:: TASK MATERIAL ::
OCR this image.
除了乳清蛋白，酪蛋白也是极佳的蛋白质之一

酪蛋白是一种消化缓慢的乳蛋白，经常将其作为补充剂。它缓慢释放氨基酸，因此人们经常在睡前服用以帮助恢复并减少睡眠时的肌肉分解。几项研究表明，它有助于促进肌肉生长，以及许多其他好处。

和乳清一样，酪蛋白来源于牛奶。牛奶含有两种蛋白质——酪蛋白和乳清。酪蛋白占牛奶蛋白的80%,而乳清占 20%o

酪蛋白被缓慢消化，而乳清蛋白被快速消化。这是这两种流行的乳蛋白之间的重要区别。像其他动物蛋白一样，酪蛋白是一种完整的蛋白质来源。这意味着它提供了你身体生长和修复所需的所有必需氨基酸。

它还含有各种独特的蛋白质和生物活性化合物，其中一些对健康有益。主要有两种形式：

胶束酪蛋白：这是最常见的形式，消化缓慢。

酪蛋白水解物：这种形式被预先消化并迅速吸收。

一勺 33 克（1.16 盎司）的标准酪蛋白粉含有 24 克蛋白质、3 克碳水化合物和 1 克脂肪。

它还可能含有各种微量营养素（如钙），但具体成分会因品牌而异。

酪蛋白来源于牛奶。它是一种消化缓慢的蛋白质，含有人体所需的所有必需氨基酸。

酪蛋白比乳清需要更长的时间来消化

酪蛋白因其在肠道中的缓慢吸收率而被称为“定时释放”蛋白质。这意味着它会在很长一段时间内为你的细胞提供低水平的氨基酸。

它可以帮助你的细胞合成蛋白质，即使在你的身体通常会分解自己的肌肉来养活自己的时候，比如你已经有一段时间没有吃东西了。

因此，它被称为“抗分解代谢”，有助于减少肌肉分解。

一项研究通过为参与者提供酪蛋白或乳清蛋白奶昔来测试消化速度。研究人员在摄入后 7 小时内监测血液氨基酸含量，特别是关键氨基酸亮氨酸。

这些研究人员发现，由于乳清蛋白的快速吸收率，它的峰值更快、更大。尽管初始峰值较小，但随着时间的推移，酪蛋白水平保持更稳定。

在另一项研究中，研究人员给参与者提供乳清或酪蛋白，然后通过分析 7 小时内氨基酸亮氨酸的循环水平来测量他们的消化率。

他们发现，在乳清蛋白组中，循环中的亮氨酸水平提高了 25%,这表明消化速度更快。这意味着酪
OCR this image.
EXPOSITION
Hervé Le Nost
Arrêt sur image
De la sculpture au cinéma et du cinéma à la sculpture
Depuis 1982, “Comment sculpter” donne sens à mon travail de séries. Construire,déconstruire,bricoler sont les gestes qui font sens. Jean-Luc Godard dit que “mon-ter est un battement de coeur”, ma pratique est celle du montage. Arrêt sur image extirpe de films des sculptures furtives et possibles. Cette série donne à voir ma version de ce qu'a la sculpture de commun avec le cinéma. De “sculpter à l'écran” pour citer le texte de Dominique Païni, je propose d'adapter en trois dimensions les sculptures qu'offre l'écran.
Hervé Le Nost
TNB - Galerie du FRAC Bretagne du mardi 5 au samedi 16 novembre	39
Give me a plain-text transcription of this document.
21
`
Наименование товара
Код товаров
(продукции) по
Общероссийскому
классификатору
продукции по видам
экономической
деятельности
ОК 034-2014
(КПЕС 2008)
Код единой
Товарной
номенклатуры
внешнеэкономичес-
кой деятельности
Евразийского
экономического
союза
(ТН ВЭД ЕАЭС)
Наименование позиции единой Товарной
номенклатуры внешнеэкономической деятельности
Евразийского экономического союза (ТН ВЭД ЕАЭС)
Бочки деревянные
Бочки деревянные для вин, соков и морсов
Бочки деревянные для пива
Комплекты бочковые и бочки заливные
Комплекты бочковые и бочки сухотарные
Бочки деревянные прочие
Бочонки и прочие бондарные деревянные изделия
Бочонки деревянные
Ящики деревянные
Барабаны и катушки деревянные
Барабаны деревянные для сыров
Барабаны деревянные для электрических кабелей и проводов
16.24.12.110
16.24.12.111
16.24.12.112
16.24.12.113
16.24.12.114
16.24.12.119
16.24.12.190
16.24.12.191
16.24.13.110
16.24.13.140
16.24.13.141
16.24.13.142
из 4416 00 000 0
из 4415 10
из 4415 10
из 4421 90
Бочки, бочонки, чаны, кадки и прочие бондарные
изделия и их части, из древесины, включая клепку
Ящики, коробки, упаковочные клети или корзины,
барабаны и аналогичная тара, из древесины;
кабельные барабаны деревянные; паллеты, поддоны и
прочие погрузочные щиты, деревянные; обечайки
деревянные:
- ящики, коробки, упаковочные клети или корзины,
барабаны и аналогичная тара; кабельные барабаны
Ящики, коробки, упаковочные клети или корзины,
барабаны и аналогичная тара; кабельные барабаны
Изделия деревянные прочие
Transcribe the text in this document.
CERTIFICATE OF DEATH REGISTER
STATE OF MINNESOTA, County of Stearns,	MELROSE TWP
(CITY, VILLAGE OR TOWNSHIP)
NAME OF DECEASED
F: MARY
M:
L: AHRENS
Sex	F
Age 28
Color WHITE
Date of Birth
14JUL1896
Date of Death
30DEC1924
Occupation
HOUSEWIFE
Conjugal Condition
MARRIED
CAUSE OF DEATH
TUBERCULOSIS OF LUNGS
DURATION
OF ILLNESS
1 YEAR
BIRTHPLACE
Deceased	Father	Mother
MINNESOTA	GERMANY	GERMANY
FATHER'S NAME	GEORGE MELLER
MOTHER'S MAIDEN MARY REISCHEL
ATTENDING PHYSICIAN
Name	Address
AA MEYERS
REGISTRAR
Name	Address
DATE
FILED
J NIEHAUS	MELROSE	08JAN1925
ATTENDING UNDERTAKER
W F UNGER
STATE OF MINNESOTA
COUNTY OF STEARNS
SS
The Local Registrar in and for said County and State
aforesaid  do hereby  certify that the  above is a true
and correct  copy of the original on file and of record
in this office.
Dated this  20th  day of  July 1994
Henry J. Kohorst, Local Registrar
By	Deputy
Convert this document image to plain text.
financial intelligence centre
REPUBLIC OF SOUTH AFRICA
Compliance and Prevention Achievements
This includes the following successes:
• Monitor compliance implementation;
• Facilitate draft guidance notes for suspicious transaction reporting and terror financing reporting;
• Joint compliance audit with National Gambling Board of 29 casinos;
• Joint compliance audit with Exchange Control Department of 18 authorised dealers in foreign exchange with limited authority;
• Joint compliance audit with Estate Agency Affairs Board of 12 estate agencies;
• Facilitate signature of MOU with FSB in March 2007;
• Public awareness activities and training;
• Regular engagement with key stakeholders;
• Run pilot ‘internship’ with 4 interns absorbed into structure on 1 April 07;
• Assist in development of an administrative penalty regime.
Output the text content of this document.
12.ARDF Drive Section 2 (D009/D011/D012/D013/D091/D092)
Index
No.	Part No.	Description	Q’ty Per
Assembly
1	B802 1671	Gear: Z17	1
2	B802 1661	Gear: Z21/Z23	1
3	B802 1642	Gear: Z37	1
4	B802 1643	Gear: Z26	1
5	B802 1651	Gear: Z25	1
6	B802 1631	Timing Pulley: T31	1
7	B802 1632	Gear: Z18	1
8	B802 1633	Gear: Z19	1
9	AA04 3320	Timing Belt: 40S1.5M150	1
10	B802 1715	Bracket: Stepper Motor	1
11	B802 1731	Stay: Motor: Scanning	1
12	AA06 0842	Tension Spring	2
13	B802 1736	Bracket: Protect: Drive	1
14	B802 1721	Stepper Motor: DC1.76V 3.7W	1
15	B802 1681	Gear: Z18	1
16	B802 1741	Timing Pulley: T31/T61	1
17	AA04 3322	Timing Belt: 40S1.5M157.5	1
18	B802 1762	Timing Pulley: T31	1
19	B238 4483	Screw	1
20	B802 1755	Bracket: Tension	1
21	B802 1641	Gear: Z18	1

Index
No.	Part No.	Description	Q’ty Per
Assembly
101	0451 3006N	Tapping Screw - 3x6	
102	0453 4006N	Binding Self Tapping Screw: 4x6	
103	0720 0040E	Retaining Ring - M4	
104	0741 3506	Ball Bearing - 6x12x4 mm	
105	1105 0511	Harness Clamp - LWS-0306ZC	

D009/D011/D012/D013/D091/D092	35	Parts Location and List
:::
- _INSTRUCTION_: Gather up every line in the data above that contains the word "Евразийского", copying each one.

- _THE RESULT_:
Евразийского
Евразийского экономического союза (ТН ВЭД ЕАЭС)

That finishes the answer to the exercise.